§ What to work on:
How many of the lines below hold the word "color"? Answer only with the number.

+++

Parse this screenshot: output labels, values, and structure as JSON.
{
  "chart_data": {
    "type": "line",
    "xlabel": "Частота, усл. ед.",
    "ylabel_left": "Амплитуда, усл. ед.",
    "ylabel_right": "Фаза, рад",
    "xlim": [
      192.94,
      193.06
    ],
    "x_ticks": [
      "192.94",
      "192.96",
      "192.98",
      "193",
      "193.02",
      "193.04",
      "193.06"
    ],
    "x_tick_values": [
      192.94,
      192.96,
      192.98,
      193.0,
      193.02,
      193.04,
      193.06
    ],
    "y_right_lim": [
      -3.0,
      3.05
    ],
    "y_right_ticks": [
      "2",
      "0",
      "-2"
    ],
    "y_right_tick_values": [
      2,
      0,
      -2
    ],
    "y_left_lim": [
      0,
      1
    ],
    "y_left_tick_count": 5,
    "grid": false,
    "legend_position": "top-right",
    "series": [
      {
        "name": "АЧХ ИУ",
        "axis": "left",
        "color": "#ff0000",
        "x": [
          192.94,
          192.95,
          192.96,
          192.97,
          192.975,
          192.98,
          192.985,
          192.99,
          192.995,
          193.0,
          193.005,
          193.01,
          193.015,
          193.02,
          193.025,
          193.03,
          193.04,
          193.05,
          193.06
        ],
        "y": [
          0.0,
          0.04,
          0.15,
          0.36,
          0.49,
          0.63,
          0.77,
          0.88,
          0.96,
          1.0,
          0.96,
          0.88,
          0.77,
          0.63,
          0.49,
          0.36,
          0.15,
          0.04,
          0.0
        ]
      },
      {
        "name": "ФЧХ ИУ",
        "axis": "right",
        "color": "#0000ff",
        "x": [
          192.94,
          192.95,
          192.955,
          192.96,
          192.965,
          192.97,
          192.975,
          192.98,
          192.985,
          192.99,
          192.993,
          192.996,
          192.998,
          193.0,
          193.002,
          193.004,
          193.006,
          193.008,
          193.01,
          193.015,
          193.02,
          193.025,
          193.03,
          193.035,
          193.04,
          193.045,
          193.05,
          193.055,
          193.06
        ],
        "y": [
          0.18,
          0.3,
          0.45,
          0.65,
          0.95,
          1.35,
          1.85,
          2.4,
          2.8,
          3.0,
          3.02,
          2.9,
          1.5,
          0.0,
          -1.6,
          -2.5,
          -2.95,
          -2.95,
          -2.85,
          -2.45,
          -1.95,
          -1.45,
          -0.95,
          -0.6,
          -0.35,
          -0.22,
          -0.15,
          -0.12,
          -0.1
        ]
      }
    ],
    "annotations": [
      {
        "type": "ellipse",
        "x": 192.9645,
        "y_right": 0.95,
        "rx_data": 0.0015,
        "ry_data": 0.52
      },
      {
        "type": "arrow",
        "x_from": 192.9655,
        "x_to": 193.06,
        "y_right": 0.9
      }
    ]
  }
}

+++

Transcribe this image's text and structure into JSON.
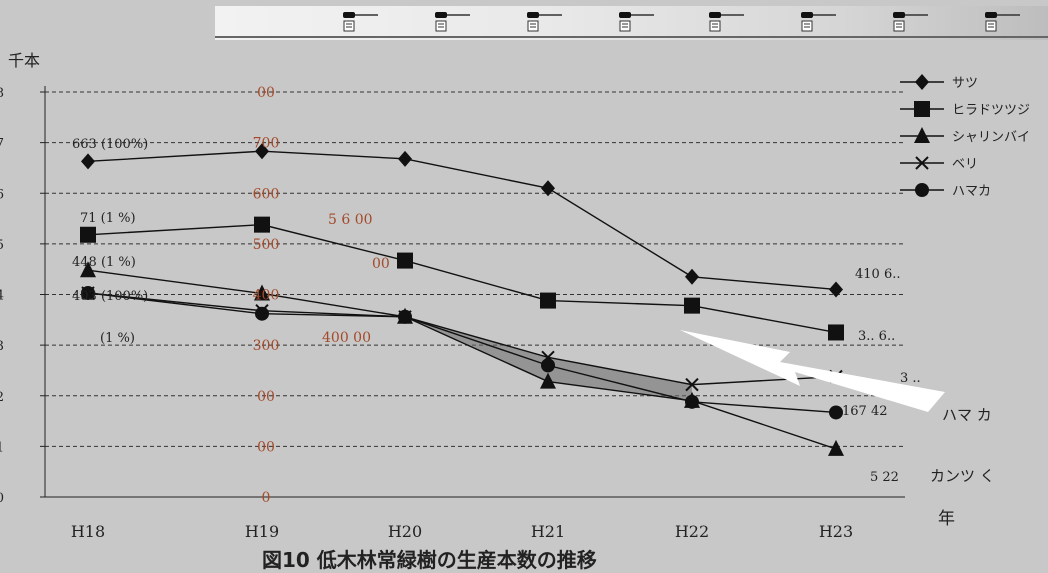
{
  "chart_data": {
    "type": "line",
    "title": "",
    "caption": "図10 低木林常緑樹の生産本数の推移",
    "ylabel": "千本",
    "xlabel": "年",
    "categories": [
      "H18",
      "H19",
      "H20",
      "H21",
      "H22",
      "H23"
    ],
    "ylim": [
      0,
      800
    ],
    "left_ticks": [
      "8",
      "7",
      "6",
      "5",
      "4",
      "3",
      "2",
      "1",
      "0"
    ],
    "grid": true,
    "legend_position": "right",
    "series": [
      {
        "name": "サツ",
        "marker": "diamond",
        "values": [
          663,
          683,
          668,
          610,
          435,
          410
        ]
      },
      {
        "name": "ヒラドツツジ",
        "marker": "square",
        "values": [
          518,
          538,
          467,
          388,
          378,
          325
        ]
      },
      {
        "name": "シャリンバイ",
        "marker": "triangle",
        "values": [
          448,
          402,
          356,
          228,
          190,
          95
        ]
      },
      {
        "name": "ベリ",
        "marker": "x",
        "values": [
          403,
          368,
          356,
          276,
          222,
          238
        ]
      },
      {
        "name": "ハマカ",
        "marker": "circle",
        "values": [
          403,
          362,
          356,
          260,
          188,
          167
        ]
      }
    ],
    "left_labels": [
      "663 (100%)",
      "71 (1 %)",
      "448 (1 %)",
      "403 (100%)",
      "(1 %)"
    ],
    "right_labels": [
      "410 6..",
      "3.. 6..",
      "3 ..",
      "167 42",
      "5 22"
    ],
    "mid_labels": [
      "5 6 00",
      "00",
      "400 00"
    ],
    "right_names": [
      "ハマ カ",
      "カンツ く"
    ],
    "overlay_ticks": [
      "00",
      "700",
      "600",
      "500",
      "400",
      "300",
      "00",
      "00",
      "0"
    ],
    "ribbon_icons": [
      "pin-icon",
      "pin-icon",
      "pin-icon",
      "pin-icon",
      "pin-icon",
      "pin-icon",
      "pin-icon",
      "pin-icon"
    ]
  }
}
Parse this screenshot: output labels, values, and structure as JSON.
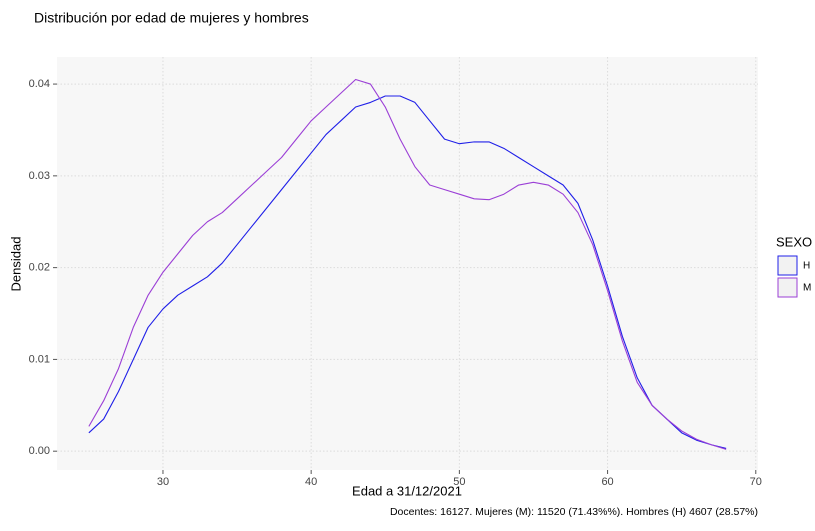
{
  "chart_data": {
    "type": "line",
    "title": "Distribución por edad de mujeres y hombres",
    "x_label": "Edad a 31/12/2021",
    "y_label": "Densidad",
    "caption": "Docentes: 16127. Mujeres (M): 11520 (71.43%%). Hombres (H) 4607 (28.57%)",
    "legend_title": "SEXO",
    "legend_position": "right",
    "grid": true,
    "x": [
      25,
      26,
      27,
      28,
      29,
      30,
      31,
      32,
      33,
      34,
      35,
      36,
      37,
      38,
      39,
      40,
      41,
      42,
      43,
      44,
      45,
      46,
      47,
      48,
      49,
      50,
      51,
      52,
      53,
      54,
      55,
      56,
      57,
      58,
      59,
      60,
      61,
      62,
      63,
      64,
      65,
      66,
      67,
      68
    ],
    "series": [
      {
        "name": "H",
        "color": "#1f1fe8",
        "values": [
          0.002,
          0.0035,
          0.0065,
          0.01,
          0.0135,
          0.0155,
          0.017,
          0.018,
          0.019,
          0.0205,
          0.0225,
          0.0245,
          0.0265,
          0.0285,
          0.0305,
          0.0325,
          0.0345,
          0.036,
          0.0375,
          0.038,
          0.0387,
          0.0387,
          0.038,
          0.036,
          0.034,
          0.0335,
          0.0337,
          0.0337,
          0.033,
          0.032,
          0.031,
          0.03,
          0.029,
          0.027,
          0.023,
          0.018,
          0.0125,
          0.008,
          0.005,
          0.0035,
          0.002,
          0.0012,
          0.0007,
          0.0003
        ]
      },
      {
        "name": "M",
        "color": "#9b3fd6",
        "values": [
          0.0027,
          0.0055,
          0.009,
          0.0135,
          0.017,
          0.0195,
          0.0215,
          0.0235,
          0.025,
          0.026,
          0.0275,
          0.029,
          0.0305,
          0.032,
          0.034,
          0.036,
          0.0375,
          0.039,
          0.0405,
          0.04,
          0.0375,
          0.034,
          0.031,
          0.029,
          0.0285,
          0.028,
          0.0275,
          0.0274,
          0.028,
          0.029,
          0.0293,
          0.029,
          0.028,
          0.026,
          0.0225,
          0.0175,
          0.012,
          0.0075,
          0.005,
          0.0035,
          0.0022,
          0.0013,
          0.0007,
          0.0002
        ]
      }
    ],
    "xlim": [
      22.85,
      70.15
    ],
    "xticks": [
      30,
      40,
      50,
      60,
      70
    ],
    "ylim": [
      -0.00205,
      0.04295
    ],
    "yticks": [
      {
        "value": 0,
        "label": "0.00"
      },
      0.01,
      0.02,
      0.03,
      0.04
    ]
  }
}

+++

§ Result:
4